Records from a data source
:::::
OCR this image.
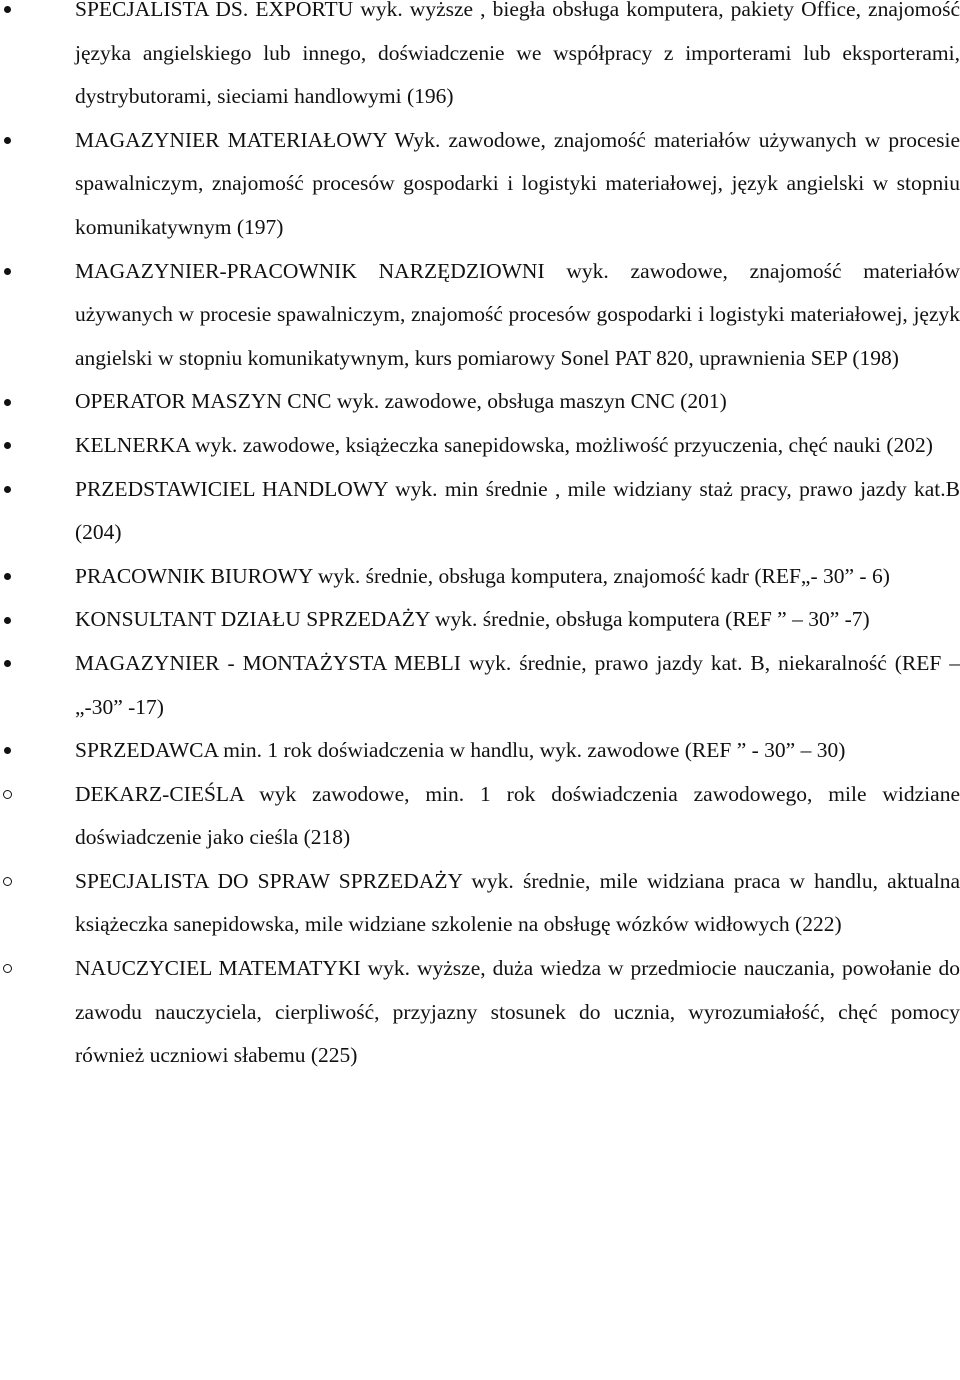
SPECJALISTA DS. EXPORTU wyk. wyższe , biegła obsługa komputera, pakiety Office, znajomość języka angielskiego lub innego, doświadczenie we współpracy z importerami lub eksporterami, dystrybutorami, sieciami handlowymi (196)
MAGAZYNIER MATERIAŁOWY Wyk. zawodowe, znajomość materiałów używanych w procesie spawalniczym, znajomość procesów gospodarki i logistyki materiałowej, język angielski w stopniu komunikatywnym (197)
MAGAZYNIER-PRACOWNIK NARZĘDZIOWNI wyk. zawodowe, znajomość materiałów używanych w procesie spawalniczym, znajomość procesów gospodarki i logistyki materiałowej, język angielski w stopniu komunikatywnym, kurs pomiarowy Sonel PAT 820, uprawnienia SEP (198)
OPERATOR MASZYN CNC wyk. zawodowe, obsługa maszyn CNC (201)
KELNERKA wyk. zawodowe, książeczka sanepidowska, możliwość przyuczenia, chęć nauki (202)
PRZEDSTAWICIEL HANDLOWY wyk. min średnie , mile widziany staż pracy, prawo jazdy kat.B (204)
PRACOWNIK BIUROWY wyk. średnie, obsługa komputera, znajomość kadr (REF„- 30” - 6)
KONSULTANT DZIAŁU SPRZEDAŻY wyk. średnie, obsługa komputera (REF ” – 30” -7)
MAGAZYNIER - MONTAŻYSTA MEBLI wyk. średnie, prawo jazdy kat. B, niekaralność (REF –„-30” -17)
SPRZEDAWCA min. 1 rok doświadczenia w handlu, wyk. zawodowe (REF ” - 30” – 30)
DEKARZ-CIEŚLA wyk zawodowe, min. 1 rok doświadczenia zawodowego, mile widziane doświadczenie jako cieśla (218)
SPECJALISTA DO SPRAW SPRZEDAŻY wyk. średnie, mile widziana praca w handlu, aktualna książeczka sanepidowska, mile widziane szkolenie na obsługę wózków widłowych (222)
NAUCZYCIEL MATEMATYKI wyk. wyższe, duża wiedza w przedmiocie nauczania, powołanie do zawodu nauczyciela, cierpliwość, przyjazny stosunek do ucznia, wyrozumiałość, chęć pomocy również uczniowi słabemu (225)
:::::
SHORT PROBLEM: What is the number of lines containing "doświadczenia"? Give that number only.

RESPONSE TO THE TASK: 2